-- What is expected --
Among the entries below, find the lines with "longevidad" and copy them.

-- Data for this task --
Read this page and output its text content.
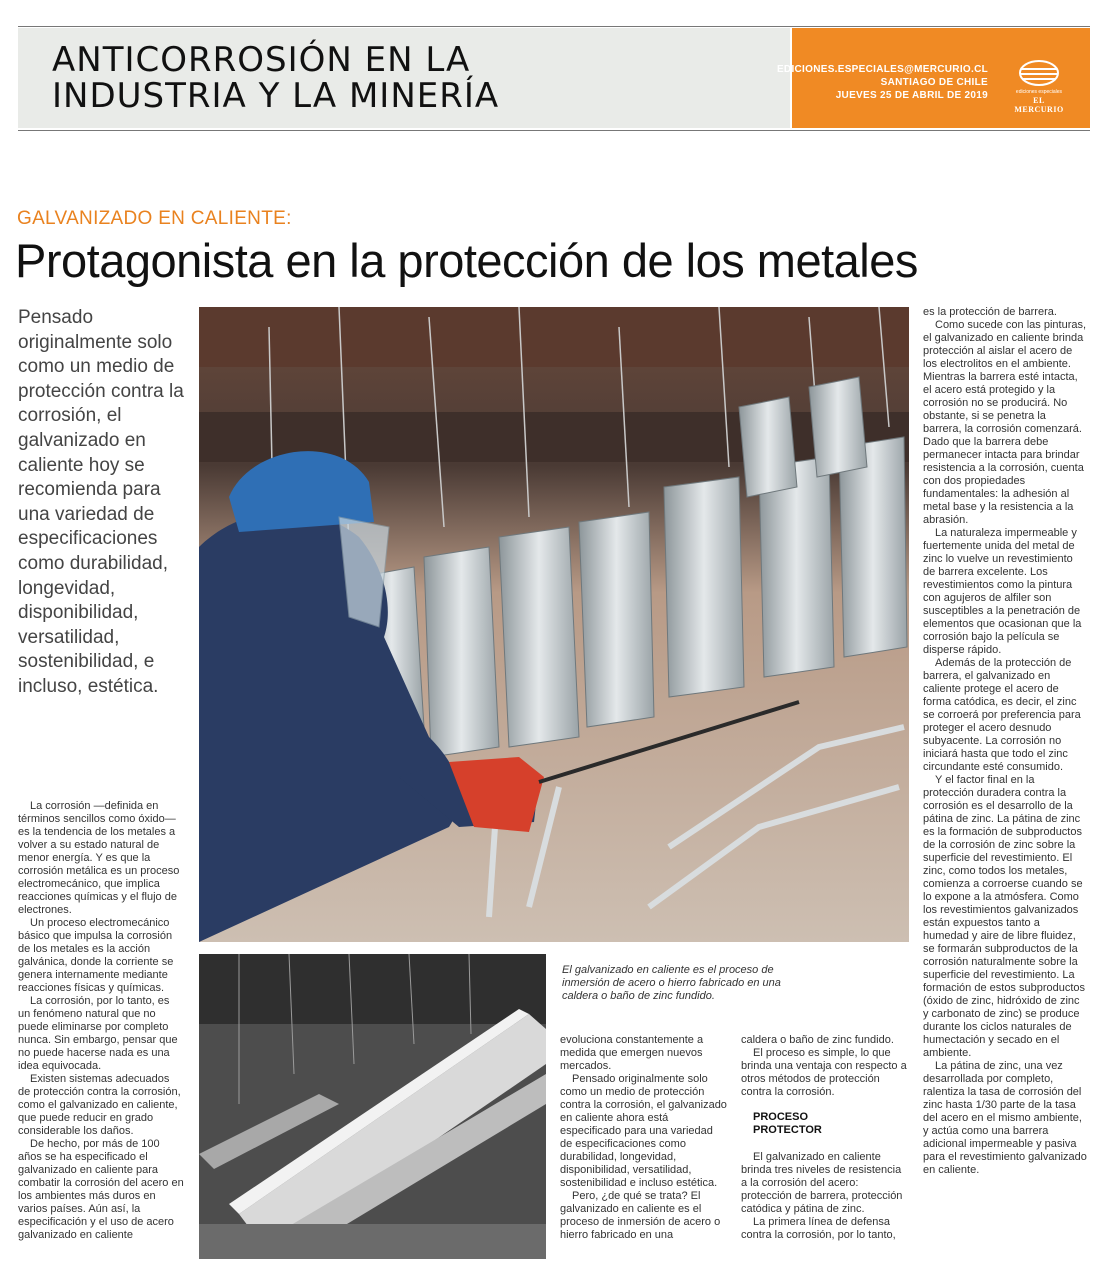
ANTICORROSIÓN EN LA
INDUSTRIA Y LA MINERÍA
EDICIONES.ESPECIALES@MERCURIO.CL
SANTIAGO DE CHILE
JUEVES 25 DE ABRIL DE 2019	ediciones especiales
EL MERCURIO
GALVANIZADO EN CALIENTE:
Protagonista en la protección de los metales

Pensado originalmente solo como un medio de protección contra la corrosión, el galvanizado en caliente hoy se recomienda para una variedad de especificaciones como durabilidad, longevidad, disponibilidad, versatilidad, sostenibilidad, e incluso, estética.

El galvanizado en caliente es el proceso de inmersión de acero o hierro fabricado en una caldera o baño de zinc fundido.

La corrosión —definida en términos sencillos como óxido— es la tendencia de los metales a volver a su estado natural de menor energía. Y es que la corrosión metálica es un proceso electromecánico, que implica reacciones químicas y el flujo de electrones.

Un proceso electromecánico básico que impulsa la corrosión de los metales es la acción galvánica, donde la corriente se genera internamente mediante reacciones físicas y químicas.

La corrosión, por lo tanto, es un fenómeno natural que no puede eliminarse por completo nunca. Sin embargo, pensar que no puede hacerse nada es una idea equivocada.

Existen sistemas adecuados de protección contra la corrosión, como el galvanizado en caliente, que puede reducir en grado considerable los daños.

De hecho, por más de 100 años se ha especificado el galvanizado en caliente para combatir la corrosión del acero en los ambientes más duros en varios países. Aún así, la especificación y el uso de acero galvanizado en caliente

evoluciona constantemente a medida que emergen nuevos mercados.

Pensado originalmente solo como un medio de protección contra la corrosión, el galvanizado en caliente ahora está especificado para una variedad de especificaciones como durabilidad, longevidad, disponibilidad, versatilidad, sostenibilidad e incluso estética.

Pero, ¿de qué se trata? El galvanizado en caliente es el proceso de inmersión de acero o hierro fabricado en una

caldera o baño de zinc fundido.

El proceso es simple, lo que brinda una ventaja con respecto a otros métodos de protección contra la corrosión.

PROCESO
PROTECTOR

El galvanizado en caliente brinda tres niveles de resistencia a la corrosión del acero: protección de barrera, protección catódica y pátina de zinc.

La primera línea de defensa contra la corrosión, por lo tanto,

es la protección de barrera.

Como sucede con las pinturas, el galvanizado en caliente brinda protección al aislar el acero de los electrolitos en el ambiente. Mientras la barrera esté intacta, el acero está protegido y la corrosión no se producirá. No obstante, si se penetra la barrera, la corrosión comenzará. Dado que la barrera debe permanecer intacta para brindar resistencia a la corrosión, cuenta con dos propiedades fundamentales: la adhesión al metal base y la resistencia a la abrasión.

La naturaleza impermeable y fuertemente unida del metal de zinc lo vuelve un revestimiento de barrera excelente. Los revestimientos como la pintura con agujeros de alfiler son susceptibles a la penetración de elementos que ocasionan que la corrosión bajo la película se disperse rápido.

Además de la protección de barrera, el galvanizado en caliente protege el acero de forma catódica, es decir, el zinc se corroerá por preferencia para proteger el acero desnudo subyacente. La corrosión no iniciará hasta que todo el zinc circundante esté consumido.

Y el factor final en la protección duradera contra la corrosión es el desarrollo de la pátina de zinc. La pátina de zinc es la formación de subproductos de la corrosión de zinc sobre la superficie del revestimiento. El zinc, como todos los metales, comienza a corroerse cuando se lo expone a la atmósfera. Como los revestimientos galvanizados están expuestos tanto a humedad y aire de libre fluidez, se formarán subproductos de la corrosión naturalmente sobre la superficie del revestimiento. La formación de estos subproductos (óxido de zinc, hidróxido de zinc y carbonato de zinc) se produce durante los ciclos naturales de humectación y secado en el ambiente.

La pátina de zinc, una vez desarrollada por completo, ralentiza la tasa de corrosión del zinc hasta 1/30 parte de la tasa del acero en el mismo ambiente, y actúa como una barrera adicional impermeable y pasiva para el revestimiento galvanizado en caliente.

-- Correct response --
Pensado originalmente solo como un medio de protección contra la corrosión, el galvanizado en caliente hoy se recomienda para una variedad de especificaciones como durabilidad, longevidad, disponibilidad, versatilidad, sostenibilidad, e incluso, estética.
Pensado originalmente solo como un medio de protección contra la corrosión, el galvanizado en caliente ahora está especificado para una variedad de especificaciones como durabilidad, longevidad, disponibilidad, versatilidad, sostenibilidad e incluso estética.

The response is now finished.